- _Exercise details_
Extend the interview with Jude Kastens on flood mapping past the last sentence shown.

Flood Mapping and Emergency Management: An Interview with Jude Kastens


Mon, 12/16/2024

author

Melissa R. Cordell

Jude Kastens is an associate research professor at the University of Kansas. He links the ARISE project to the Kansas Applied Remote Sensing program,  where he works as a numerical analyst and all-purpose data modeler. But that’s just scratching the surface.

In this interview with freelance writer Melinda Cordell, Dr. Kastens shares his work on flood mapping, emergency management, and environmental modeling, reflecting on his years of experience in those arenas. He also discusses the real-world impacts of his projects and the partnerships that have helped bring them to life.

Q. As a former river rat who’s had to paddle home in a canoe during the Missouri River floods of ’93 and ’11, I’m very interested in this research. Could you share a bit about how you got your start in flood mapping?

A. Back in ’07, during the severe flood in southeastern Kansas, I was in the throes of developing a hydrologically-informed model called FLDPLN (pronounced “floodplain”) to identify floodplains, or river valleys, using elevation data. A colleague – also a student at KU – was working with emergency management to identify floodwaters in satellite imagery. This is tricky because usually it takes at least a day or two to access a new image, and often there are clouds obscuring what’s happening on the ground.

To help focus the flooded image mapping process, we used the local stream gauge data to calibrate a FLDPLN model delineation of river valley lowlands, which is where most Kansas flooding occurs. After the flood, through comparisons to flooded imagery, we realized that the gauge-calibrated model was doing a very respectable job of mapping the actual flood itself.

Q. Can you tell us about your involvement in flood mapping and some of the specific events you’ve worked on?

A. Following the 2007 event, we were awarded a sequence of GIS policy board projects to build our Kansas flood-mapping library. We assembled the data and the information, but we still needed to develop a delivery mechanism to make it accessible.

When the 2019 flood hit, we got the opportunity to test our mapping methods in a live situation. Working extended hours for many days while events unfolded, I made several real-time and forecast flood maps for the Kansas Division of Emergency Management (KDEM) and Kansas Water Office (KWO). Our efforts were generally viewed as a success, and subsequently we received more funding from KWO to build out automated flood mapping tools. The system is now very fast and can update in just a couple minutes, with results featured in the Kansas Flood Mapping Dashboard that is accessible to anyone through the Kansas Applied Remote Sensing (KARS) website.

Q. The 2011 Missouri River flood was a peculiar, prolonged disaster situation. What made it unique in your career?

- _Recorded data_
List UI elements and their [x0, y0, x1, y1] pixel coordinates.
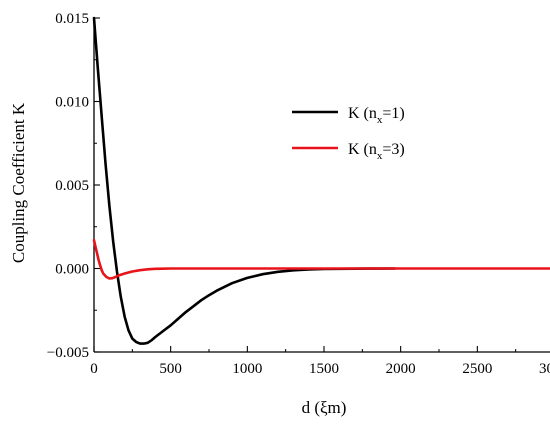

- _Task output_
A. In the summer of 2011, the lower Missouri river experienced a three-month flood from the slow release of massive amounts of stored floodwater out of upstream reservoirs. The river valley by Nebraska was inundated, while crops in the uplands just outside the flooded area were suffering from drought.

State emergency managers in Kansas were getting calls from people wanting to know if the Missouri flooding would cause water to back up on the Kansas River. The answer was probably not a lot, and almost certainly not like in 1993 when the Kansas River was flooding on its own (not the case in 2011). Through our simulations, we were able to verify our assumptions for only minor flooding along the Kansas were correct, assuaging some concerns.

Q. Your projects sound very collaborative. Can you tell us about your team?

A. We’ve had great team members the whole time to help move things forward, including colleagues who have moved on as well as another who is now at the University of Alabama and remains actively involved while providing a bridge to our burgeoning involvement with NOAA’s national flood inundation mapping efforts.

Under Belinda Sturm’s Kansas NSF EPSCoR leadership, the ARISE project started to coalesce not long after the 2019 flood. Considering our established flood mapping capabilities and long-time work with KDEM, all this work blended well with the community impact and natural disaster focus of ARISE.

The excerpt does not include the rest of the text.